● Problem to solve: Write out the records beneath this line exactly as they appear, minus any images.

Items listed in a dataset:
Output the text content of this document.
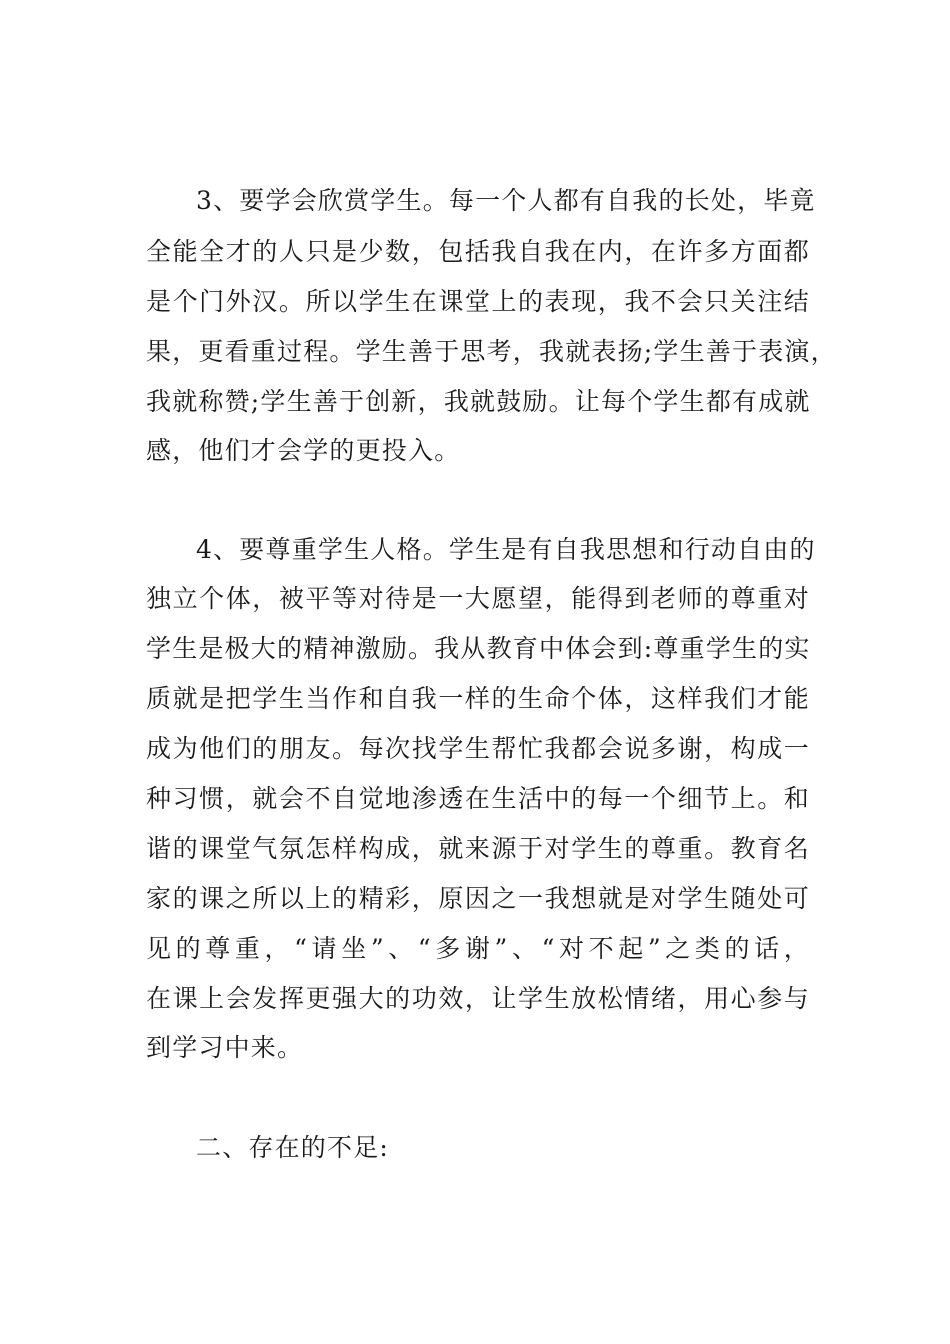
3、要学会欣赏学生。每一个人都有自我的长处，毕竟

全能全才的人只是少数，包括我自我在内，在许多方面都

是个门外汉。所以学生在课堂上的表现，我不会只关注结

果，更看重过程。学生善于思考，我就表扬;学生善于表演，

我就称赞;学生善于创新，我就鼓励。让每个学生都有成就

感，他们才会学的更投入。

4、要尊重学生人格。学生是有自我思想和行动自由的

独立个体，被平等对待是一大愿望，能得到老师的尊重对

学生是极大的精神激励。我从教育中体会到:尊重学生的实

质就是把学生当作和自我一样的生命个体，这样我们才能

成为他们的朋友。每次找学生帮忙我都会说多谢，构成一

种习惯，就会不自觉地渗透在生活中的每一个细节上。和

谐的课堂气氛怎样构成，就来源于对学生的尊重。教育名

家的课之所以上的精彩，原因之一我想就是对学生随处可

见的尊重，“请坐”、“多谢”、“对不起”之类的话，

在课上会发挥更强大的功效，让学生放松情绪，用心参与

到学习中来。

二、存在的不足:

● Full solution:
Output the text content of this document.
3、要学会欣赏学生。每一个人都有自我的长处，毕竟

全能全才的人只是少数，包括我自我在内，在许多方面都

是个门外汉。所以学生在课堂上的表现，我不会只关注结

果，更看重过程。学生善于思考，我就表扬;学生善于表演，

我就称赞;学生善于创新，我就鼓励。让每个学生都有成就

感，他们才会学的更投入。

4、要尊重学生人格。学生是有自我思想和行动自由的

独立个体，被平等对待是一大愿望，能得到老师的尊重对

学生是极大的精神激励。我从教育中体会到:尊重学生的实

质就是把学生当作和自我一样的生命个体，这样我们才能

成为他们的朋友。每次找学生帮忙我都会说多谢，构成一

种习惯，就会不自觉地渗透在生活中的每一个细节上。和

谐的课堂气氛怎样构成，就来源于对学生的尊重。教育名

家的课之所以上的精彩，原因之一我想就是对学生随处可

见的尊重，“请坐”、“多谢”、“对不起”之类的话，

在课上会发挥更强大的功效，让学生放松情绪，用心参与

到学习中来。

二、存在的不足:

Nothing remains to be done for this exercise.